=== DATA FOR THIS TASK ===

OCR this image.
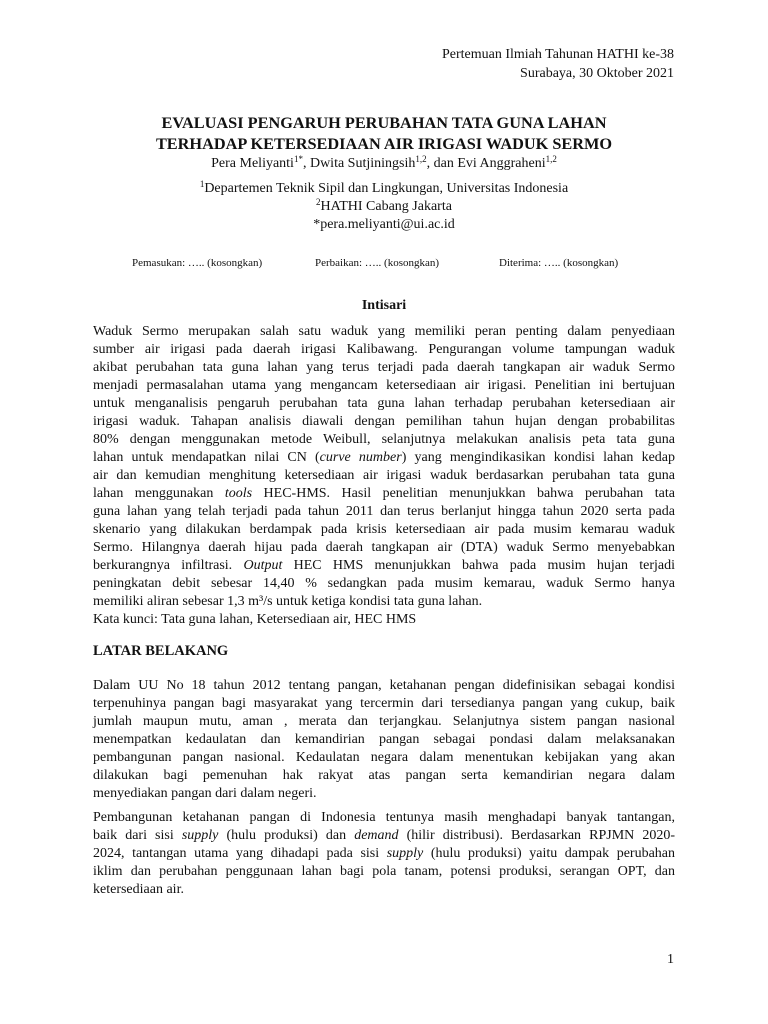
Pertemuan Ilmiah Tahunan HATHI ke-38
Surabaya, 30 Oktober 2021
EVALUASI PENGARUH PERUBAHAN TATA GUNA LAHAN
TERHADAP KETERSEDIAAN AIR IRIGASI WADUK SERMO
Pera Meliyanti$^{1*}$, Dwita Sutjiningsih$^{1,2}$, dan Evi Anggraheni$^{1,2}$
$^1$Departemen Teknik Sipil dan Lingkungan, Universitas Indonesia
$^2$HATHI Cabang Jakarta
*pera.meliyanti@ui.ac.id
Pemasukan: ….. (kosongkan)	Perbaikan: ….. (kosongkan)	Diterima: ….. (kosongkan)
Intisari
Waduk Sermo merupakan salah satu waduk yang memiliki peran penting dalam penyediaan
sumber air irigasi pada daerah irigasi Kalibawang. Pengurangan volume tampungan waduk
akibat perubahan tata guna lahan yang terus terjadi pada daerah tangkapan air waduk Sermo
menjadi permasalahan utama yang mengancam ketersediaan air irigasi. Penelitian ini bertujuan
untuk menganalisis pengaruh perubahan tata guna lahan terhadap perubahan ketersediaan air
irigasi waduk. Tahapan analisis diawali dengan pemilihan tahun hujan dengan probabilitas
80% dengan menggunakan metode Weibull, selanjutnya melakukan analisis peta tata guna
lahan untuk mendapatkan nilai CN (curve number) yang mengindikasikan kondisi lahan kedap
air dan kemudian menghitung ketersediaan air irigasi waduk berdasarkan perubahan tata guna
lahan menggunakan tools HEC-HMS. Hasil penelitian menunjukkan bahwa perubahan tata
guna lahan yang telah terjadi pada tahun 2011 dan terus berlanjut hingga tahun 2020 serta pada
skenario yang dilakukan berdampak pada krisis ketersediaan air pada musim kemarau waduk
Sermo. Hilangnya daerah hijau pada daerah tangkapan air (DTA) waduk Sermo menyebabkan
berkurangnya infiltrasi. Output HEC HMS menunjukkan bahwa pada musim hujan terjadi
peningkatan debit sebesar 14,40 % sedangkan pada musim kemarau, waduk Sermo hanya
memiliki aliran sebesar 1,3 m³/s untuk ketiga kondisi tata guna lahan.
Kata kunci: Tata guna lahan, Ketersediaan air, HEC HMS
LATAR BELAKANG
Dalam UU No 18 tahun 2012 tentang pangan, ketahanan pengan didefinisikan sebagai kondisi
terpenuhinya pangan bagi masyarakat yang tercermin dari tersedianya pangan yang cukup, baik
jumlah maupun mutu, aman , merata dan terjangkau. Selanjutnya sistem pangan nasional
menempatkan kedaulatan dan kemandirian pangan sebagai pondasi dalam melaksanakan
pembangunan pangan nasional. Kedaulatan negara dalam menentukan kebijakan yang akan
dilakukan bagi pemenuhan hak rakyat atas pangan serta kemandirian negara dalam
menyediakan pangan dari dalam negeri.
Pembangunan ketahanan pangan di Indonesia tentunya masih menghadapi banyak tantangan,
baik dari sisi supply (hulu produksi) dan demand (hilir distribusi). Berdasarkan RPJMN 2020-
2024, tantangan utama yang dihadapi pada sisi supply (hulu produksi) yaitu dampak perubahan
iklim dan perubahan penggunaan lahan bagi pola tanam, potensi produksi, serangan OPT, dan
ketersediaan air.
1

===
=== DATA FOR THIS TASK ===

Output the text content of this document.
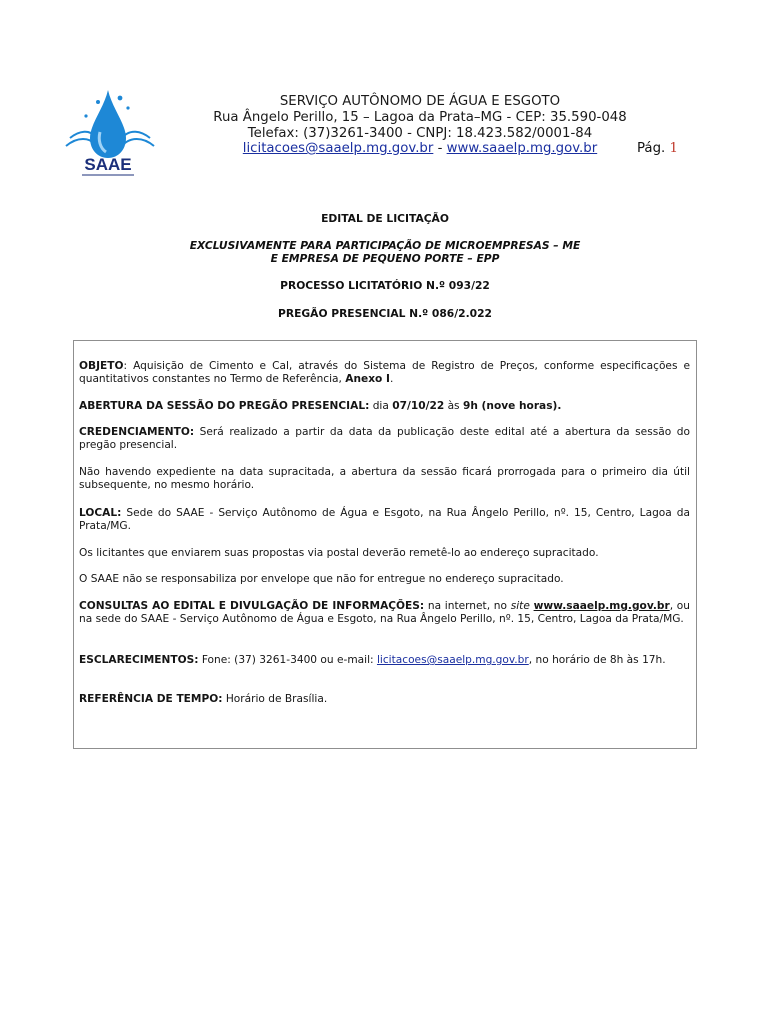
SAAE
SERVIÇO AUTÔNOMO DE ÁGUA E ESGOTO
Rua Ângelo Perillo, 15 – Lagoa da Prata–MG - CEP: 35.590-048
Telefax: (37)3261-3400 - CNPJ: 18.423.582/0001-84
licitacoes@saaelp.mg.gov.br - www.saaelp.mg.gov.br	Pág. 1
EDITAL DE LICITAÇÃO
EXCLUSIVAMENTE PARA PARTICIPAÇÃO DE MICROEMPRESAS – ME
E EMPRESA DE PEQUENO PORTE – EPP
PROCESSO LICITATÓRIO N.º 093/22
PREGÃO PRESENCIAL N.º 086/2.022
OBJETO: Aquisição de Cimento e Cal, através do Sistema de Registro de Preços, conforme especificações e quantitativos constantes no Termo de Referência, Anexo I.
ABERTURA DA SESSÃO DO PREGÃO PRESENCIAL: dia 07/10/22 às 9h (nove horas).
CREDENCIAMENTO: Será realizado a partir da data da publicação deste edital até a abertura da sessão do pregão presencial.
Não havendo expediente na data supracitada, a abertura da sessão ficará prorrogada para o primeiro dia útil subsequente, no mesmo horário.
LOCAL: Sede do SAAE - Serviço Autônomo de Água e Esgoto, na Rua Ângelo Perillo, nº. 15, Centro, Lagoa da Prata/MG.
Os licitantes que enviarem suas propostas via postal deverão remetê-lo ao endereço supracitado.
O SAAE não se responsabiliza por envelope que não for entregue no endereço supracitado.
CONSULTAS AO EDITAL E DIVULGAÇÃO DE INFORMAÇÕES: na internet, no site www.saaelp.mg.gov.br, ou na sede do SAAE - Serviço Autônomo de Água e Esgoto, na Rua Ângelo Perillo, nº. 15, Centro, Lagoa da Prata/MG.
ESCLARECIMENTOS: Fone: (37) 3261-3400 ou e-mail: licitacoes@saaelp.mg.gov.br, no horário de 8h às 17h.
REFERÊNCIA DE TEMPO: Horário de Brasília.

===
=== DATA FOR THIS TASK ===

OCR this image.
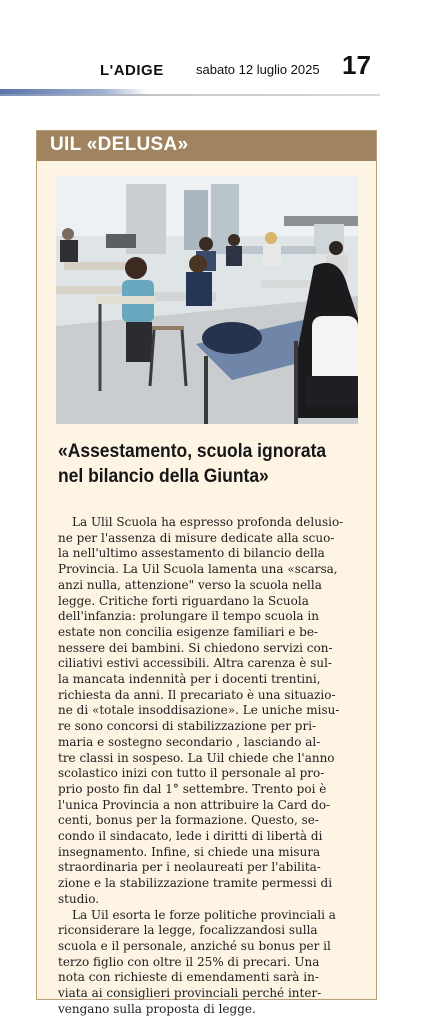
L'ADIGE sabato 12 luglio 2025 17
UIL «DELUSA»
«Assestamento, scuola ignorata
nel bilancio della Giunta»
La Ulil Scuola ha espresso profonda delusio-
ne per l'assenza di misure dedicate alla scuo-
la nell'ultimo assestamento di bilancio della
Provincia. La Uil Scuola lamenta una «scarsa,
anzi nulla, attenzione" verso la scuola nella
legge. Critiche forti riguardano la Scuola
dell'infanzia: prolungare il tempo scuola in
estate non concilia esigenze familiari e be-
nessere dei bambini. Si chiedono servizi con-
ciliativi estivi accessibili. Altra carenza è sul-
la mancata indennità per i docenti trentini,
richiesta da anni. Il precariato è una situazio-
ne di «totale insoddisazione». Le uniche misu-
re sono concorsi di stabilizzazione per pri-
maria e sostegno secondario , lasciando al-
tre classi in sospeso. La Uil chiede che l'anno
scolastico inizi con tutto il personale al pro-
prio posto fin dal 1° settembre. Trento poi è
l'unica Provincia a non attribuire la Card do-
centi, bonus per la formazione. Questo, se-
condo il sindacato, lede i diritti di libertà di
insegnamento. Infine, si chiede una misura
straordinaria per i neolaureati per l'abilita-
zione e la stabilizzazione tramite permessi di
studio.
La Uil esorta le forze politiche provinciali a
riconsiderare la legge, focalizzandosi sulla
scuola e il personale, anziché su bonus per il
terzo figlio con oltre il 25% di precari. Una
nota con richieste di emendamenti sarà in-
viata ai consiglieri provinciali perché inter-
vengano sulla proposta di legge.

===

-- DO THIS --
Identify and extract each line of the listing that contains "bilancio".

-- WRITTEN RESPONSE --
nel bilancio della Giunta»
la nell'ultimo assestamento di bilancio della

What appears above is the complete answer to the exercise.